→ Given instruction
Give only the number of lines in these records that contain the word "resistance".

--------------------------------------------------

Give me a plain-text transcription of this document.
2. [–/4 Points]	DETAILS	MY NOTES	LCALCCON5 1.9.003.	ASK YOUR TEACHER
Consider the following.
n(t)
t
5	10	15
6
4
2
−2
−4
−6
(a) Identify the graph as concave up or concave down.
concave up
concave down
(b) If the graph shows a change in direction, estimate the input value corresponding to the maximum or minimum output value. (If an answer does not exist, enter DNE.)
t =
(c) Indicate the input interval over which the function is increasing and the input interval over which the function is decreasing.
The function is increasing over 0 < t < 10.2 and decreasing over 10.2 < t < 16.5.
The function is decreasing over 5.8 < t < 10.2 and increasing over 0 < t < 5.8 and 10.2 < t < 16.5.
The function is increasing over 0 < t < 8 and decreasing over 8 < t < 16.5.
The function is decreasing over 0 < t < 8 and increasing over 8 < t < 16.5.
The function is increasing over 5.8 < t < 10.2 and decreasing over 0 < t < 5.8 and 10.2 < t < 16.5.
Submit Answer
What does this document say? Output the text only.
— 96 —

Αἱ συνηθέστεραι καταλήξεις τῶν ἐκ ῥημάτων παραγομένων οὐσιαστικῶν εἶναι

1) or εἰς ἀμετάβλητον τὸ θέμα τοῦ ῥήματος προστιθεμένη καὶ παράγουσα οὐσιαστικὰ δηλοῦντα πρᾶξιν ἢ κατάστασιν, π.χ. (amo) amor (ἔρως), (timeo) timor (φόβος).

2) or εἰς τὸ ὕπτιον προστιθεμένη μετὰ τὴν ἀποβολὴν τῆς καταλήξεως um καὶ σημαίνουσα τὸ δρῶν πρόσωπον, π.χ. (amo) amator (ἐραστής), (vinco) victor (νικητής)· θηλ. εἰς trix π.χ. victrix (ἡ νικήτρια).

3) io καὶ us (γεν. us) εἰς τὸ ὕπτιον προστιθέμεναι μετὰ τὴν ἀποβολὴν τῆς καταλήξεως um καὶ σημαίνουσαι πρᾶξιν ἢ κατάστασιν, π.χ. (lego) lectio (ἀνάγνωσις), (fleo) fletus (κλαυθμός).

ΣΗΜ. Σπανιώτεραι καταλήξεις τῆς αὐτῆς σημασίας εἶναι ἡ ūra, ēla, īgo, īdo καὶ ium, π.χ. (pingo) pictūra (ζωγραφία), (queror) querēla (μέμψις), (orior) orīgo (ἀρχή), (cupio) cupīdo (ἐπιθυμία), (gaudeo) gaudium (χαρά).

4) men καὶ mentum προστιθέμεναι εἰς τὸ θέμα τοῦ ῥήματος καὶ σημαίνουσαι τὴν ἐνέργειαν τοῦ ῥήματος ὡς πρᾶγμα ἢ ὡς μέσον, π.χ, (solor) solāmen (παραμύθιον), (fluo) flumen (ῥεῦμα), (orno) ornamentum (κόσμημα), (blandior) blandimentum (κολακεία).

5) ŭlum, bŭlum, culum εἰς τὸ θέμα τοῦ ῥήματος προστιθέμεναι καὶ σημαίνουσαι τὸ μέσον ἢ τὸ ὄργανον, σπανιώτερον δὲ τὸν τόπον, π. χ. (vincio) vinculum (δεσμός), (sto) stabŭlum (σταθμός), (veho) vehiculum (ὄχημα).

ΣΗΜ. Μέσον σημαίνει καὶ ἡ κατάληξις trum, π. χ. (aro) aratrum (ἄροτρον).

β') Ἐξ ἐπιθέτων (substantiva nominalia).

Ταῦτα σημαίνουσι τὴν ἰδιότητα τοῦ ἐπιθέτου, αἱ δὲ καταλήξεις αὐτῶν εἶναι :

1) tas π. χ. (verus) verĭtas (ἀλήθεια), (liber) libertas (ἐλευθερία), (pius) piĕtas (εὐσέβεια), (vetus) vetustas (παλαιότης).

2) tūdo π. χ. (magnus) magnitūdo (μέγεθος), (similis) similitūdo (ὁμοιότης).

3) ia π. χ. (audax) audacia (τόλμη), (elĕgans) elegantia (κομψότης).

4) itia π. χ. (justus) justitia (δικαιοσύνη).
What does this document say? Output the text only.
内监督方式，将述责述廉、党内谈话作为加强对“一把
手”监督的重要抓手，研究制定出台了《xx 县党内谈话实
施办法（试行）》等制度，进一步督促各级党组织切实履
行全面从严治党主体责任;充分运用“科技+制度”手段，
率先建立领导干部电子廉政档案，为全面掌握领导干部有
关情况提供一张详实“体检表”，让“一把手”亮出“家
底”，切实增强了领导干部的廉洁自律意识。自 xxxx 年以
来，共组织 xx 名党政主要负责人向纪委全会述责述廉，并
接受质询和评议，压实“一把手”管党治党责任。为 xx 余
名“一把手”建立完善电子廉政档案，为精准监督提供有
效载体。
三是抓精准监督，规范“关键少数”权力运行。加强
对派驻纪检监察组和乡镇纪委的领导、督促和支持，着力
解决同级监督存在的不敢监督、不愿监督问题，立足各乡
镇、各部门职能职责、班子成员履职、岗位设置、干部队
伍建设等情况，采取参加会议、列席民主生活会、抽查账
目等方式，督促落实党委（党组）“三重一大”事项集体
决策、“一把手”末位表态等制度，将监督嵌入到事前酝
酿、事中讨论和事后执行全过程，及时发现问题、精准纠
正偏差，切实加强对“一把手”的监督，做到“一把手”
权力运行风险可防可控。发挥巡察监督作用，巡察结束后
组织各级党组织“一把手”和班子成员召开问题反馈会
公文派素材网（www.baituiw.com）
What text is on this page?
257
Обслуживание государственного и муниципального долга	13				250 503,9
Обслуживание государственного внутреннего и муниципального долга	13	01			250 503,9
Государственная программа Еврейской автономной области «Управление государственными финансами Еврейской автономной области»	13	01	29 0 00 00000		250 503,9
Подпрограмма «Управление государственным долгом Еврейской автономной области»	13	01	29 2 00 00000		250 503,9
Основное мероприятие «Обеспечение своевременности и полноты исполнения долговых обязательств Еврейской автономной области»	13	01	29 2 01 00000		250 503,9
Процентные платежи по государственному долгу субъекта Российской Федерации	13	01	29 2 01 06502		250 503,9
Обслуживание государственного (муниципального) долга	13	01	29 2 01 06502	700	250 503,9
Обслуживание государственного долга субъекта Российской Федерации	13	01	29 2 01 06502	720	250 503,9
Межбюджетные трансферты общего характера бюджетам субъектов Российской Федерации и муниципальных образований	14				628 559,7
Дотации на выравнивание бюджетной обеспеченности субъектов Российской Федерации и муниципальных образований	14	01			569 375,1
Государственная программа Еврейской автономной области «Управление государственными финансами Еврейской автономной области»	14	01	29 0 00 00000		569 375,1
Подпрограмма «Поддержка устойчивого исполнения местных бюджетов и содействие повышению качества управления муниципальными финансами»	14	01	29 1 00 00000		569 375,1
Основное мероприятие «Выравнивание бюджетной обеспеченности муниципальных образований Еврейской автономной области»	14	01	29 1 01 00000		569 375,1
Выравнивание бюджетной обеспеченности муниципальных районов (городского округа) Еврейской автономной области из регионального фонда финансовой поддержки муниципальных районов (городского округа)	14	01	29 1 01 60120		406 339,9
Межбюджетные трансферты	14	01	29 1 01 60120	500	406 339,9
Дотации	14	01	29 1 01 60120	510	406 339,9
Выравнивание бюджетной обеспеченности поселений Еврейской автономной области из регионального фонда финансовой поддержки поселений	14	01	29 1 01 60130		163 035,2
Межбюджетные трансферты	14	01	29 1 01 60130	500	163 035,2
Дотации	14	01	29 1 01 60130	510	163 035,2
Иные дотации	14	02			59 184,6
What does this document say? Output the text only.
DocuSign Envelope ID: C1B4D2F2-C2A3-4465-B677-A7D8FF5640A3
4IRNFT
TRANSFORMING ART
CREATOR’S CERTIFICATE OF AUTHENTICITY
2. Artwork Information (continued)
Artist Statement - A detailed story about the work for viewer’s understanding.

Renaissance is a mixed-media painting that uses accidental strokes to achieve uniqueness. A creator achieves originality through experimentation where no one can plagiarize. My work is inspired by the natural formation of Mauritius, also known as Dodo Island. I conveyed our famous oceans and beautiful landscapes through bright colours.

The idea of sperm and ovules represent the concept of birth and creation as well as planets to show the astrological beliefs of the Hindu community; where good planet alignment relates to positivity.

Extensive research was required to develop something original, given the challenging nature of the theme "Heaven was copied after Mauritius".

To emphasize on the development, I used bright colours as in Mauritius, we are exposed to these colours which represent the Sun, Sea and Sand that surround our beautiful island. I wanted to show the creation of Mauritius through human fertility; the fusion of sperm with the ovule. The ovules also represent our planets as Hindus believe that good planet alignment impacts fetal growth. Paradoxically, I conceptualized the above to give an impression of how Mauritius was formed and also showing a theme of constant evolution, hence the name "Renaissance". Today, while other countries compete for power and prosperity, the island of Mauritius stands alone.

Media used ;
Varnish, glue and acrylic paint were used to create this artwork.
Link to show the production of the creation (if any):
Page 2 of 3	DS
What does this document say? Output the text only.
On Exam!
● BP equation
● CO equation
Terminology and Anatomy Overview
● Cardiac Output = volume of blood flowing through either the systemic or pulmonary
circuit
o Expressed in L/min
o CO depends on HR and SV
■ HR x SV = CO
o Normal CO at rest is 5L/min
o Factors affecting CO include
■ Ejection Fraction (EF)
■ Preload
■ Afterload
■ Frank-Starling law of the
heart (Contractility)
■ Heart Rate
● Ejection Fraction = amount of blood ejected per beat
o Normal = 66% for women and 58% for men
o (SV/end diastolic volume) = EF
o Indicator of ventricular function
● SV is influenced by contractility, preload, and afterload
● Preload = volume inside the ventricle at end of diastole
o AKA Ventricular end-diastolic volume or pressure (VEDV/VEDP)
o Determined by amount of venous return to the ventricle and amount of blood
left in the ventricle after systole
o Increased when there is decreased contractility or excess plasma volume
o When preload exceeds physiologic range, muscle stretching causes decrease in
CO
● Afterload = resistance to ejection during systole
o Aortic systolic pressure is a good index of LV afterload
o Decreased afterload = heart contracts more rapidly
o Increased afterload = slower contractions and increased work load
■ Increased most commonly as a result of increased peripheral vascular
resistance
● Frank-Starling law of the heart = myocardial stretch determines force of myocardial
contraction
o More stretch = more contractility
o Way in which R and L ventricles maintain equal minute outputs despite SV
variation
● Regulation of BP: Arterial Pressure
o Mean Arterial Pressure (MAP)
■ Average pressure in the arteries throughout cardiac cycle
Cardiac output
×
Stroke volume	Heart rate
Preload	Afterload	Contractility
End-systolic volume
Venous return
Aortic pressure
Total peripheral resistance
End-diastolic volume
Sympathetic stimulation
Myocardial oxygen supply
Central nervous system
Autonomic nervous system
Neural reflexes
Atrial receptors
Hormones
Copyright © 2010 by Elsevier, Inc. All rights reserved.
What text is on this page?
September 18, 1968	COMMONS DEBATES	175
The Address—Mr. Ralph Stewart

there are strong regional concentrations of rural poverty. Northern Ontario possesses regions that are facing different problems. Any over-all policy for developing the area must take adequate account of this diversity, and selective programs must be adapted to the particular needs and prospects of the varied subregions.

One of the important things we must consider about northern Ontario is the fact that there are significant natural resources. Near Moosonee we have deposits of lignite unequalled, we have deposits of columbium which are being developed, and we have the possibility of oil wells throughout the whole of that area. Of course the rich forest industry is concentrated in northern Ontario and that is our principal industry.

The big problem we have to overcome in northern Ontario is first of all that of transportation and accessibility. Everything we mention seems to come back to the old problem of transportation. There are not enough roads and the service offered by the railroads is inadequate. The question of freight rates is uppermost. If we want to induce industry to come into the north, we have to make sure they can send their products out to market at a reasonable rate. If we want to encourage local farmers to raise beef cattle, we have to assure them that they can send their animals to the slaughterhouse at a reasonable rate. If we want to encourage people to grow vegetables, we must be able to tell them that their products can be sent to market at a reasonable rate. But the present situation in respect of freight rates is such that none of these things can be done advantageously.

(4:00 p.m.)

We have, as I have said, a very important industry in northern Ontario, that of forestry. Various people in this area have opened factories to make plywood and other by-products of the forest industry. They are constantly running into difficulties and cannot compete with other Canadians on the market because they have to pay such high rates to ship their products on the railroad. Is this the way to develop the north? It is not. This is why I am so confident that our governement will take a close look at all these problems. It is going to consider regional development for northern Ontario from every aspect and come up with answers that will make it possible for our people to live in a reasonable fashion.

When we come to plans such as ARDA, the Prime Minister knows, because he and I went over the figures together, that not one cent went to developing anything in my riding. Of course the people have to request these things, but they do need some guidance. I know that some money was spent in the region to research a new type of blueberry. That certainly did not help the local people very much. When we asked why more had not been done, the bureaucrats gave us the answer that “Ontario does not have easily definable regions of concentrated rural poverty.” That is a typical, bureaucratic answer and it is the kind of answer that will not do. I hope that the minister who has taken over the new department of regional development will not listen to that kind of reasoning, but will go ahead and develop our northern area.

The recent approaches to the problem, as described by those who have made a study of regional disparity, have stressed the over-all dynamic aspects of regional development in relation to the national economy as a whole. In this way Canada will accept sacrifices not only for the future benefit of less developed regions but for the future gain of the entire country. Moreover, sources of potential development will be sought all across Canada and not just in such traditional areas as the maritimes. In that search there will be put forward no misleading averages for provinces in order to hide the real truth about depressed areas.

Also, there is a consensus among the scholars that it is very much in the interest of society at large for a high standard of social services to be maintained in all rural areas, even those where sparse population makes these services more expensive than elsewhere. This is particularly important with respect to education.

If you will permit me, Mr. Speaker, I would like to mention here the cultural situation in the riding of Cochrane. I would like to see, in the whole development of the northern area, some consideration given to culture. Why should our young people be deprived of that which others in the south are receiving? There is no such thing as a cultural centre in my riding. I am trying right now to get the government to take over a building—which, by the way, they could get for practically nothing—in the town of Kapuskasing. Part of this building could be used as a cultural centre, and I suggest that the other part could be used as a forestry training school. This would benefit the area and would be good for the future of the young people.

--------------------------------------------------

→ Answer to the exercise
3